## Records from a collection
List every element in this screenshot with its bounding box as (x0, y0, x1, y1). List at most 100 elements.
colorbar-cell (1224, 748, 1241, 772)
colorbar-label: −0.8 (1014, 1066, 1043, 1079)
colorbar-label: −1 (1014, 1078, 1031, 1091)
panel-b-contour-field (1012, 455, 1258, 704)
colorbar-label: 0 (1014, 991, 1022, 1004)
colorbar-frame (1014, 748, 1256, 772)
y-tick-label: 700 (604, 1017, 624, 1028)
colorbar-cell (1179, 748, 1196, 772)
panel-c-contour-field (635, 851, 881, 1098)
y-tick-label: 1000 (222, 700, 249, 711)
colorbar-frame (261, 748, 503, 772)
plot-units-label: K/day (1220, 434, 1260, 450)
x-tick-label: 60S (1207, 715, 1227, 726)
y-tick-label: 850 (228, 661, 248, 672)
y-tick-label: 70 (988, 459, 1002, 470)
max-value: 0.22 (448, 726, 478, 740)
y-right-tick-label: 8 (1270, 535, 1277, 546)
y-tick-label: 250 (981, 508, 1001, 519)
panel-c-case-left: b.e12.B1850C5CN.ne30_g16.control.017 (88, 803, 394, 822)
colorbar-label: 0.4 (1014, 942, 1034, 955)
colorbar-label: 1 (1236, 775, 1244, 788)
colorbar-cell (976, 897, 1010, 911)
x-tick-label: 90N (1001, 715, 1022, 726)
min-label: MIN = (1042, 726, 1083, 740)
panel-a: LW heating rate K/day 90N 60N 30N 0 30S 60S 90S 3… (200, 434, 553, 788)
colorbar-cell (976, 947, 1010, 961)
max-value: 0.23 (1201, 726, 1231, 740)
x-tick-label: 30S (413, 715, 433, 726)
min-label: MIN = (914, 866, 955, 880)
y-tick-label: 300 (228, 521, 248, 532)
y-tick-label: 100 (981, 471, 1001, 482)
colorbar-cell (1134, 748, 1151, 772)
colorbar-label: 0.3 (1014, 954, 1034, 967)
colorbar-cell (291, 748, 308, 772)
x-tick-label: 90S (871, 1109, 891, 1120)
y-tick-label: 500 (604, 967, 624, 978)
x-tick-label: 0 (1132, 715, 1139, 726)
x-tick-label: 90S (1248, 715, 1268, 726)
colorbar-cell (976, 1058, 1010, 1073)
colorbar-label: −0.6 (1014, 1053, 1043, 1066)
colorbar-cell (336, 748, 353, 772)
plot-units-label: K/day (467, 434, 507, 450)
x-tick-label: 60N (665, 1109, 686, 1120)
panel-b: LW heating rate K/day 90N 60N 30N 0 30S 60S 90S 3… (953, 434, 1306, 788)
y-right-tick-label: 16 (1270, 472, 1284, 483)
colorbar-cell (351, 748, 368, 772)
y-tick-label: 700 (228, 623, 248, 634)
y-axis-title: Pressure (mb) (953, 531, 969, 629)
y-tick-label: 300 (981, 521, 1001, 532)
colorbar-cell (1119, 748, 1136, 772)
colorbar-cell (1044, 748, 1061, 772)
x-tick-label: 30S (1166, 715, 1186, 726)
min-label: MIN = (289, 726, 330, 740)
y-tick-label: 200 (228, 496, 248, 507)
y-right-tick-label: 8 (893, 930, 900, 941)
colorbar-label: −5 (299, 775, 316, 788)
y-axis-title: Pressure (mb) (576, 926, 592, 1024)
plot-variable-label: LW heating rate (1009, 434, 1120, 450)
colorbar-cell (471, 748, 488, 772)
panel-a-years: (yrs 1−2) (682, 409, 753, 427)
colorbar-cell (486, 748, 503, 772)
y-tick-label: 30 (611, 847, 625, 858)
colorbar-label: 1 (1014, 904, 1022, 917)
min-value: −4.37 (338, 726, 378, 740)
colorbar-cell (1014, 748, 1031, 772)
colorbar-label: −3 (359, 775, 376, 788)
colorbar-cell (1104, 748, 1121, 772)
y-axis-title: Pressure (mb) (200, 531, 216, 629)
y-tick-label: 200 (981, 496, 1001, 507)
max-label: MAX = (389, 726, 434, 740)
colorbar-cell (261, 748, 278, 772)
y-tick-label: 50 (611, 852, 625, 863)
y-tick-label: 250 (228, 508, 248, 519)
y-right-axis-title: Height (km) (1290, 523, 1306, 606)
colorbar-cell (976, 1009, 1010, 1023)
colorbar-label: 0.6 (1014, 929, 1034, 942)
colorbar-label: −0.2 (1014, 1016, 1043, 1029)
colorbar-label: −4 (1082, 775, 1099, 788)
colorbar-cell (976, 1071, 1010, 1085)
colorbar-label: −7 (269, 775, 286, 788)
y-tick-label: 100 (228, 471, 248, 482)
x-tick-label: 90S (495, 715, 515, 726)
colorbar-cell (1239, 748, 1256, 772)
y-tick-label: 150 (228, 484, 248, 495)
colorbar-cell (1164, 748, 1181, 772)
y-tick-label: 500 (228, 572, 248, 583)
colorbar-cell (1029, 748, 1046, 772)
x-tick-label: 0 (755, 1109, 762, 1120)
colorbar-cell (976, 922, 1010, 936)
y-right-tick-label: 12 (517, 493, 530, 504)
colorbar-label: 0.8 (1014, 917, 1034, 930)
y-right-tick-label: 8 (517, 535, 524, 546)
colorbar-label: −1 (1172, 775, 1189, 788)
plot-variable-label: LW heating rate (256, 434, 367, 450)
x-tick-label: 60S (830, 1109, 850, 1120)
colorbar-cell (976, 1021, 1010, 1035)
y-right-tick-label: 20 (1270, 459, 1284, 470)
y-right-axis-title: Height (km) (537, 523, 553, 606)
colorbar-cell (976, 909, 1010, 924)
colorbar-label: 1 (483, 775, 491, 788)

## Your instructions
Rename "tick-label" to "tick-mark-label" everywhere it occurs in the rows above. Give all the rows again, otherwise unchanged.

## Solution for this exercise
List every element in this screenshot with its bounding box as (x0, y0, x1, y1). List at most 100 elements.
colorbar-cell (1224, 748, 1241, 772)
colorbar-label: −0.8 (1014, 1066, 1043, 1079)
colorbar-label: −1 (1014, 1078, 1031, 1091)
panel-b-contour-field (1012, 455, 1258, 704)
colorbar-label: 0 (1014, 991, 1022, 1004)
colorbar-frame (1014, 748, 1256, 772)
y-tick-mark-label: 700 (604, 1017, 624, 1028)
colorbar-cell (1179, 748, 1196, 772)
panel-c-contour-field (635, 851, 881, 1098)
y-tick-mark-label: 1000 (222, 700, 249, 711)
colorbar-frame (261, 748, 503, 772)
plot-units-label: K/day (1220, 434, 1260, 450)
x-tick-mark-label: 60S (1207, 715, 1227, 726)
y-tick-mark-label: 850 (228, 661, 248, 672)
y-tick-mark-label: 70 (988, 459, 1002, 470)
max-value: 0.22 (448, 726, 478, 740)
y-right-tick-mark-label: 8 (1270, 535, 1277, 546)
y-tick-mark-label: 250 (981, 508, 1001, 519)
panel-c-case-left: b.e12.B1850C5CN.ne30_g16.control.017 (88, 803, 394, 822)
colorbar-label: 0.4 (1014, 942, 1034, 955)
colorbar-label: 1 (1236, 775, 1244, 788)
colorbar-cell (976, 897, 1010, 911)
x-tick-mark-label: 90N (1001, 715, 1022, 726)
min-label: MIN = (1042, 726, 1083, 740)
panel-a: LW heating rate K/day 90N 60N 30N 0 30S 60S 90S 3… (200, 434, 553, 788)
colorbar-cell (976, 947, 1010, 961)
max-value: 0.23 (1201, 726, 1231, 740)
x-tick-mark-label: 30S (413, 715, 433, 726)
min-label: MIN = (914, 866, 955, 880)
y-tick-mark-label: 300 (228, 521, 248, 532)
y-tick-mark-label: 100 (981, 471, 1001, 482)
colorbar-cell (1134, 748, 1151, 772)
colorbar-label: 0.3 (1014, 954, 1034, 967)
colorbar-cell (291, 748, 308, 772)
x-tick-mark-label: 90S (871, 1109, 891, 1120)
y-tick-mark-label: 500 (604, 967, 624, 978)
x-tick-mark-label: 0 (1132, 715, 1139, 726)
x-tick-mark-label: 90S (1248, 715, 1268, 726)
colorbar-cell (976, 1058, 1010, 1073)
colorbar-label: −0.6 (1014, 1053, 1043, 1066)
colorbar-cell (336, 748, 353, 772)
plot-units-label: K/day (467, 434, 507, 450)
x-tick-mark-label: 60N (665, 1109, 686, 1120)
panel-b: LW heating rate K/day 90N 60N 30N 0 30S 60S 90S 3… (953, 434, 1306, 788)
y-right-tick-mark-label: 16 (1270, 472, 1284, 483)
colorbar-cell (351, 748, 368, 772)
y-tick-mark-label: 700 (228, 623, 248, 634)
y-axis-title: Pressure (mb) (953, 531, 969, 629)
y-tick-mark-label: 300 (981, 521, 1001, 532)
colorbar-cell (1119, 748, 1136, 772)
colorbar-cell (1044, 748, 1061, 772)
x-tick-mark-label: 30S (1166, 715, 1186, 726)
min-label: MIN = (289, 726, 330, 740)
y-tick-mark-label: 200 (228, 496, 248, 507)
y-right-tick-mark-label: 8 (893, 930, 900, 941)
colorbar-label: −5 (299, 775, 316, 788)
y-axis-title: Pressure (mb) (576, 926, 592, 1024)
plot-variable-label: LW heating rate (1009, 434, 1120, 450)
colorbar-cell (471, 748, 488, 772)
panel-a-years: (yrs 1−2) (682, 409, 753, 427)
colorbar-cell (486, 748, 503, 772)
y-tick-mark-label: 30 (611, 847, 625, 858)
colorbar-label: 1 (1014, 904, 1022, 917)
min-value: −4.37 (338, 726, 378, 740)
colorbar-cell (1014, 748, 1031, 772)
colorbar-label: −3 (359, 775, 376, 788)
colorbar-cell (1104, 748, 1121, 772)
y-axis-title: Pressure (mb) (200, 531, 216, 629)
y-tick-mark-label: 200 (981, 496, 1001, 507)
max-label: MAX = (389, 726, 434, 740)
colorbar-cell (261, 748, 278, 772)
y-tick-mark-label: 50 (611, 852, 625, 863)
y-tick-mark-label: 250 (228, 508, 248, 519)
y-right-axis-title: Height (km) (1290, 523, 1306, 606)
colorbar-cell (976, 1009, 1010, 1023)
colorbar-label: 0.6 (1014, 929, 1034, 942)
colorbar-label: −0.2 (1014, 1016, 1043, 1029)
colorbar-label: −4 (1082, 775, 1099, 788)
colorbar-cell (976, 1071, 1010, 1085)
colorbar-label: −7 (269, 775, 286, 788)
y-tick-mark-label: 100 (228, 471, 248, 482)
x-tick-mark-label: 90S (495, 715, 515, 726)
colorbar-cell (1239, 748, 1256, 772)
y-tick-mark-label: 150 (228, 484, 248, 495)
colorbar-cell (1164, 748, 1181, 772)
y-tick-mark-label: 500 (228, 572, 248, 583)
colorbar-cell (1029, 748, 1046, 772)
x-tick-mark-label: 0 (755, 1109, 762, 1120)
colorbar-cell (976, 922, 1010, 936)
y-right-tick-mark-label: 12 (517, 493, 530, 504)
colorbar-label: 0.8 (1014, 917, 1034, 930)
y-right-tick-mark-label: 8 (517, 535, 524, 546)
colorbar-label: −1 (1172, 775, 1189, 788)
plot-variable-label: LW heating rate (256, 434, 367, 450)
x-tick-mark-label: 60S (830, 1109, 850, 1120)
colorbar-cell (976, 1021, 1010, 1035)
y-right-tick-mark-label: 20 (1270, 459, 1284, 470)
y-right-axis-title: Height (km) (537, 523, 553, 606)
colorbar-cell (976, 909, 1010, 924)
colorbar-label: 1 (483, 775, 491, 788)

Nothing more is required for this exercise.